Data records
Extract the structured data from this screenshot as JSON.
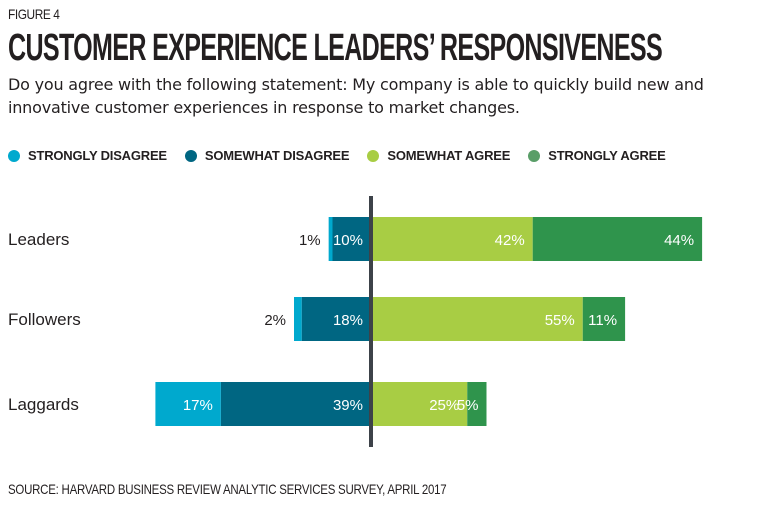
{
  "figure_label": "FIGURE 4",
  "chart_data": {
    "type": "bar",
    "orientation": "horizontal-diverging-stacked",
    "title": "CUSTOMER EXPERIENCE LEADERS’ RESPONSIVENESS",
    "subtitle": "Do you agree with the following statement: My company is able to quickly build new and innovative customer experiences in response to market changes.",
    "categories": [
      "Leaders",
      "Followers",
      "Laggards"
    ],
    "series": [
      {
        "name": "STRONGLY DISAGREE",
        "side": "negative",
        "color": "#00a9ce",
        "values": [
          1,
          2,
          17
        ],
        "labels": [
          "1%",
          "2%",
          "17%"
        ]
      },
      {
        "name": "SOMEWHAT DISAGREE",
        "side": "negative",
        "color": "#006682",
        "values": [
          10,
          18,
          39
        ],
        "labels": [
          "10%",
          "18%",
          "39%"
        ]
      },
      {
        "name": "SOMEWHAT AGREE",
        "side": "positive",
        "color": "#a8cd44",
        "values": [
          42,
          55,
          25
        ],
        "labels": [
          "42%",
          "55%",
          "25%"
        ]
      },
      {
        "name": "STRONGLY AGREE",
        "side": "positive",
        "color": "#2f944c",
        "values": [
          44,
          11,
          5
        ],
        "labels": [
          "44%",
          "11%",
          "5%"
        ]
      }
    ],
    "legend_position": "top-left",
    "xlabel": "",
    "ylabel": "",
    "grid": false,
    "center_line_color": "#3d4249",
    "source": "SOURCE: HARVARD BUSINESS REVIEW ANALYTIC SERVICES SURVEY, APRIL 2017"
  }
}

• _Stated task_: All of the entries above should be duplicated exactly, except for the pictures.

• _Finished task_:
Extract the structured data from this screenshot as JSON.
{
  "figure_label": "FIGURE 4",
  "chart_data": {
    "type": "bar",
    "orientation": "horizontal-diverging-stacked",
    "title": "CUSTOMER EXPERIENCE LEADERS’ RESPONSIVENESS",
    "subtitle": "Do you agree with the following statement: My company is able to quickly build new and innovative customer experiences in response to market changes.",
    "categories": [
      "Leaders",
      "Followers",
      "Laggards"
    ],
    "series": [
      {
        "name": "STRONGLY DISAGREE",
        "side": "negative",
        "color": "#00a9ce",
        "values": [
          1,
          2,
          17
        ],
        "labels": [
          "1%",
          "2%",
          "17%"
        ]
      },
      {
        "name": "SOMEWHAT DISAGREE",
        "side": "negative",
        "color": "#006682",
        "values": [
          10,
          18,
          39
        ],
        "labels": [
          "10%",
          "18%",
          "39%"
        ]
      },
      {
        "name": "SOMEWHAT AGREE",
        "side": "positive",
        "color": "#a8cd44",
        "values": [
          42,
          55,
          25
        ],
        "labels": [
          "42%",
          "55%",
          "25%"
        ]
      },
      {
        "name": "STRONGLY AGREE",
        "side": "positive",
        "color": "#2f944c",
        "values": [
          44,
          11,
          5
        ],
        "labels": [
          "44%",
          "11%",
          "5%"
        ]
      }
    ],
    "legend_position": "top-left",
    "xlabel": "",
    "ylabel": "",
    "grid": false,
    "center_line_color": "#3d4249",
    "source": "SOURCE: HARVARD BUSINESS REVIEW ANALYTIC SERVICES SURVEY, APRIL 2017"
  }
}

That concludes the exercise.